§ Goal of the exercise: Copy every line of the records below that holds the word "JSON".

## START Material to process

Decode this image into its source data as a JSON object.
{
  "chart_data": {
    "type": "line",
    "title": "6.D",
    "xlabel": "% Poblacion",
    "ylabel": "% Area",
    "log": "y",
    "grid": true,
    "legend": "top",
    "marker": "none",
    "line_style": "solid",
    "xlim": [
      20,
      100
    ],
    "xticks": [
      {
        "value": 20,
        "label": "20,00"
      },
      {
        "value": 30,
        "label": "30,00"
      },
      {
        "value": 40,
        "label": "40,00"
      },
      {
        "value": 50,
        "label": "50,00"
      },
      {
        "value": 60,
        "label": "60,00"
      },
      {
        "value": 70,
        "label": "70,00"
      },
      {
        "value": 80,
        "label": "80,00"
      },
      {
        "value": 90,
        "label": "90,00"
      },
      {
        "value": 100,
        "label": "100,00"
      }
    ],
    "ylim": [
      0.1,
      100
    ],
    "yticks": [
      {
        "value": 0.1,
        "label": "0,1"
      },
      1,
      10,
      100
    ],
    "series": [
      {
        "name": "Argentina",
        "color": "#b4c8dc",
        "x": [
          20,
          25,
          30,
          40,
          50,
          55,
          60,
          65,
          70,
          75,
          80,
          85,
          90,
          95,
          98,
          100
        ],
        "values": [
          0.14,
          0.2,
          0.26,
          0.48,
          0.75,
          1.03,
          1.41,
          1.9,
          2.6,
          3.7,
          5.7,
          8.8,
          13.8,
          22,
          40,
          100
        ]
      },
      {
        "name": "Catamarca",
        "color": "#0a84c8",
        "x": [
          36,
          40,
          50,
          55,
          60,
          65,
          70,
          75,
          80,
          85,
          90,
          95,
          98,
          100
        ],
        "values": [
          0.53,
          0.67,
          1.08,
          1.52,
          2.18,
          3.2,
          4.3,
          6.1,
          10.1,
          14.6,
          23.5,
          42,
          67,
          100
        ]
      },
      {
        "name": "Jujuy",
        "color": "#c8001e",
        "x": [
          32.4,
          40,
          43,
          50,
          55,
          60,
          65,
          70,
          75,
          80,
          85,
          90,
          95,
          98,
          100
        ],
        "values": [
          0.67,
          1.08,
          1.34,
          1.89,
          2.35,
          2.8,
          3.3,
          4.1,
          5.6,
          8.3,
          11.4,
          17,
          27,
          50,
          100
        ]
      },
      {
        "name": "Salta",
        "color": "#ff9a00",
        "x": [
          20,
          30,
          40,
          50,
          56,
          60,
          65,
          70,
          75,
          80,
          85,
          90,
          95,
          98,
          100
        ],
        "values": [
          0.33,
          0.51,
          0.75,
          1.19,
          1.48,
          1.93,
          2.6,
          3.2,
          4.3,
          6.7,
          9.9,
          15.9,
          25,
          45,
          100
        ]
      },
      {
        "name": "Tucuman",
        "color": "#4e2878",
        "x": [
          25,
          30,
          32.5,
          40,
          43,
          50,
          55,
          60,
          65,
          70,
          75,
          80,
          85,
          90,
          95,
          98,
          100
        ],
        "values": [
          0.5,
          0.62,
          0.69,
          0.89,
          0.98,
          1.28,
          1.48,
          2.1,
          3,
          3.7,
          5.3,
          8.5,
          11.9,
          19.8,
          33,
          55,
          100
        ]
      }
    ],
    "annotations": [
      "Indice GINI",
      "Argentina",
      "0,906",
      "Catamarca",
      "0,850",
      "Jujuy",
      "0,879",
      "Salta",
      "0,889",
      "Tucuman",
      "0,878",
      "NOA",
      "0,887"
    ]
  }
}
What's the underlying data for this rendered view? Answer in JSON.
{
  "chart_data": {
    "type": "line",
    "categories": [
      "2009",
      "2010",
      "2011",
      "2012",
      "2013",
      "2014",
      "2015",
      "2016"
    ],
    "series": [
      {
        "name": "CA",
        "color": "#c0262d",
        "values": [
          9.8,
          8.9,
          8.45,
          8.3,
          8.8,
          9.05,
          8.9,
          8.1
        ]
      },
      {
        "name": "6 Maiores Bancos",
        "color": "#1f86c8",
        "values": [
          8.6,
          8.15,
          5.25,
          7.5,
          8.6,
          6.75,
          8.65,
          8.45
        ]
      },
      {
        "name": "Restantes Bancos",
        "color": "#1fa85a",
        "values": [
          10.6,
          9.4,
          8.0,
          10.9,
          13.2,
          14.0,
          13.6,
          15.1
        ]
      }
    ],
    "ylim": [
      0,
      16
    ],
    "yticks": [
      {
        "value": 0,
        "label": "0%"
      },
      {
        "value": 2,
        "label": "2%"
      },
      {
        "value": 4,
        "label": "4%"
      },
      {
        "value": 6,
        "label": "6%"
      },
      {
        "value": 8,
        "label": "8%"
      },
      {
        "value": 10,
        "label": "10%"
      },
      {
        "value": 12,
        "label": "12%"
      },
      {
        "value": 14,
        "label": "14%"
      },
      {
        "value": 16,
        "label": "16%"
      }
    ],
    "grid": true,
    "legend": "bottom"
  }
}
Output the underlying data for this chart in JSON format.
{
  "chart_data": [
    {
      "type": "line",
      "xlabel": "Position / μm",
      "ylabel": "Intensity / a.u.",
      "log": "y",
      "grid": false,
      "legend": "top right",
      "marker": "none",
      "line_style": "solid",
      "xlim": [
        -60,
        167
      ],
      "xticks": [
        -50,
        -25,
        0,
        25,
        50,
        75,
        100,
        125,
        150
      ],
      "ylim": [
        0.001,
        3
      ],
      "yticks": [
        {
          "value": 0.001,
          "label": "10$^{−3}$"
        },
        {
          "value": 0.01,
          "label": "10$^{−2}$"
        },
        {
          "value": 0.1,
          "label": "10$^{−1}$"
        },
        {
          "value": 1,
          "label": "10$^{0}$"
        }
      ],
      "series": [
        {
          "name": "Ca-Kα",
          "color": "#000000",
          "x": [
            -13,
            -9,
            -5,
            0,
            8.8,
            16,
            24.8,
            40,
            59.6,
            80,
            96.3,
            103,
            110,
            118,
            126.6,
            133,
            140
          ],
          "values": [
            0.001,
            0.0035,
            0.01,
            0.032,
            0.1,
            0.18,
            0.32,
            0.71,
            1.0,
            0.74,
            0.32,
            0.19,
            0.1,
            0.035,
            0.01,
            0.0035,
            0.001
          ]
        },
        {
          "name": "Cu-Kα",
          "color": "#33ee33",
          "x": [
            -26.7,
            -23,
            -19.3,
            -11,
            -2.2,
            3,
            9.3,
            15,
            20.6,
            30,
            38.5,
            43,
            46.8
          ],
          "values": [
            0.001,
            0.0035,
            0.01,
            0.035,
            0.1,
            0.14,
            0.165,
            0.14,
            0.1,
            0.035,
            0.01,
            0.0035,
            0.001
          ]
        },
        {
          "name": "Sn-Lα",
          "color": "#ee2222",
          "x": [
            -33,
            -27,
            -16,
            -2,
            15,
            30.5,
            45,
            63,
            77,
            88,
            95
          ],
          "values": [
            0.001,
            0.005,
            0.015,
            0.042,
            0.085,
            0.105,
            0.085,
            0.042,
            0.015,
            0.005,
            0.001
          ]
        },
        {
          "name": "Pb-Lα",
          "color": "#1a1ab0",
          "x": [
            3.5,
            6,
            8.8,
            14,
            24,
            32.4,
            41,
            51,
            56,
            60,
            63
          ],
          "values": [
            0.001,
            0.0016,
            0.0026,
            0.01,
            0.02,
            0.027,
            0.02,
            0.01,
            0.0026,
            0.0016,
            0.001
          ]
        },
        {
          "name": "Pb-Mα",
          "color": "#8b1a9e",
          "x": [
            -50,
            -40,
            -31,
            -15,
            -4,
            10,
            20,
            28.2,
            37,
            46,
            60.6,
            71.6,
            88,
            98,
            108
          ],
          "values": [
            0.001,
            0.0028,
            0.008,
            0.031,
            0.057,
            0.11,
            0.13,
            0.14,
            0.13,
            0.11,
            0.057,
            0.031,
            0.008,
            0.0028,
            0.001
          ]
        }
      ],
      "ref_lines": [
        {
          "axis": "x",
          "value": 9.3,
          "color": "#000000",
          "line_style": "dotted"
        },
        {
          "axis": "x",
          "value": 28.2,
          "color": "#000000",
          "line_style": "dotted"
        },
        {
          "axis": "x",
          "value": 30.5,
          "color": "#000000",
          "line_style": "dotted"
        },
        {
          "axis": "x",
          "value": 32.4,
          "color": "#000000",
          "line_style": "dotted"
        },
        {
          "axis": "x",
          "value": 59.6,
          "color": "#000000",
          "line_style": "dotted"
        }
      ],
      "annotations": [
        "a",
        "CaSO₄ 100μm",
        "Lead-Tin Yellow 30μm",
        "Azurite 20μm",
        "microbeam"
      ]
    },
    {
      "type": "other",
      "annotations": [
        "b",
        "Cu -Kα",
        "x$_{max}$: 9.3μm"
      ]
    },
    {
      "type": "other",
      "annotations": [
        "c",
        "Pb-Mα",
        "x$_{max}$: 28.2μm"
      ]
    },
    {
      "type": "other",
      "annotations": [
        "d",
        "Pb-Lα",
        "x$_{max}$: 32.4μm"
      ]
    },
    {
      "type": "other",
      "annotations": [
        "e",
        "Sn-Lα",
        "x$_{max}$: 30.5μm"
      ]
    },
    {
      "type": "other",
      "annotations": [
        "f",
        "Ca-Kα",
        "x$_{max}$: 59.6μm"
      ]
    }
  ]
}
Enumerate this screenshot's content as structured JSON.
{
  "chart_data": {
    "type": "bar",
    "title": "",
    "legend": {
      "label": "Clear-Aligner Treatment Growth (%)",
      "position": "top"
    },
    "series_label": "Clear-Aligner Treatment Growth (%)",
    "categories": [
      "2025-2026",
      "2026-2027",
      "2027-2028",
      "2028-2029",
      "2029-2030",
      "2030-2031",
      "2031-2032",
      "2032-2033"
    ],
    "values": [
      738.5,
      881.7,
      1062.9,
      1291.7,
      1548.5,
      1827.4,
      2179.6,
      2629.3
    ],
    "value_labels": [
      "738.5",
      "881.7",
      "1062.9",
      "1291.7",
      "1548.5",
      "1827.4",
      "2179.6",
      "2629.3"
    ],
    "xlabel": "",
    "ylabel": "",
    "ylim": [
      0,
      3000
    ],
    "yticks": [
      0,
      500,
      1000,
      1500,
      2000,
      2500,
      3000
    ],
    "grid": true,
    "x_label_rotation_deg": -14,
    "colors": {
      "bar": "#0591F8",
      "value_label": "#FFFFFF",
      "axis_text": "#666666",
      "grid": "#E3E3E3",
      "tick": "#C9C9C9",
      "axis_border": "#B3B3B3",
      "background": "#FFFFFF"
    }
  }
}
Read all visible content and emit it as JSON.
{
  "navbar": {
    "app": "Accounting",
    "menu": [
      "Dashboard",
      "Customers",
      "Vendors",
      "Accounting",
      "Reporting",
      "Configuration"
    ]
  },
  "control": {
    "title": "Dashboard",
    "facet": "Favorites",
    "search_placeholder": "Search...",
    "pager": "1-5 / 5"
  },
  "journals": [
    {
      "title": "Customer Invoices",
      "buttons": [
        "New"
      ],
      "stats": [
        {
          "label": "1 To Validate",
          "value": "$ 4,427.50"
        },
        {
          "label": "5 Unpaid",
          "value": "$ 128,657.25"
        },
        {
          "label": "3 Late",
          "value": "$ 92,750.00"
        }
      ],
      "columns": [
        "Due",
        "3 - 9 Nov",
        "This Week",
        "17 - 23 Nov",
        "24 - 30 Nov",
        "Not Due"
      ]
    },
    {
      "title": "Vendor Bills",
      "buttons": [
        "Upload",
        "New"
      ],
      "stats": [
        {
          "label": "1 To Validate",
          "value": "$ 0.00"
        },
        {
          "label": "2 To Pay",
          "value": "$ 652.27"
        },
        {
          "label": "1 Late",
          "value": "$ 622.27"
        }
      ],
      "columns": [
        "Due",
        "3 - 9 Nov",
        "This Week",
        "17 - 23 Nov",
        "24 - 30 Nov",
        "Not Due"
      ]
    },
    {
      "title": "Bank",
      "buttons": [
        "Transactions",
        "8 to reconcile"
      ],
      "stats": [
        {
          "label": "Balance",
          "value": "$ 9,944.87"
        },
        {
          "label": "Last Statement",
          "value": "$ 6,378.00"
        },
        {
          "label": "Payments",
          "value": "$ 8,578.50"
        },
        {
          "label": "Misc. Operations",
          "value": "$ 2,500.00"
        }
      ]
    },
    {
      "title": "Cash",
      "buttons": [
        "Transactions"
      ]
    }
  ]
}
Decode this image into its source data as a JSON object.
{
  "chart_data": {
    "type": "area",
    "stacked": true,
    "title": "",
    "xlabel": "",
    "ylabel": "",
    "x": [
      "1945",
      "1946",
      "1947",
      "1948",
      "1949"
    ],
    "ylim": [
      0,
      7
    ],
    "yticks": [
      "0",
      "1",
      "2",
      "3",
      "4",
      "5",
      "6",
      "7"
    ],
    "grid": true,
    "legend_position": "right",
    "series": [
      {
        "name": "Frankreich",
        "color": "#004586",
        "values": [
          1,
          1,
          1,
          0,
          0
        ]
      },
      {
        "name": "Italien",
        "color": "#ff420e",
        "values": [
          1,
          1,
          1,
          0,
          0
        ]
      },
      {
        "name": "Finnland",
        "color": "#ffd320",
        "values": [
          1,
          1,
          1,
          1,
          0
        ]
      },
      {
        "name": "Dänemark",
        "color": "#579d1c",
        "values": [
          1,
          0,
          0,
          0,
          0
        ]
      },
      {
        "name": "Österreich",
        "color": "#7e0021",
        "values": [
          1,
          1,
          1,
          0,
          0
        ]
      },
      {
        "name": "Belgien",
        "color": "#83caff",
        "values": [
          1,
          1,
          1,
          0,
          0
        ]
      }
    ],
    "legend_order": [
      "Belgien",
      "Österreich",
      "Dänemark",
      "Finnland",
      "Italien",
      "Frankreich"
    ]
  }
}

## END Material to process

§ Written response:
Decode this image into its source data as a JSON object.
What's the underlying data for this rendered view? Answer in JSON.
Output the underlying data for this chart in JSON format.
Enumerate this screenshot's content as structured JSON.
Read all visible content and emit it as JSON.
Decode this image into its source data as a JSON object.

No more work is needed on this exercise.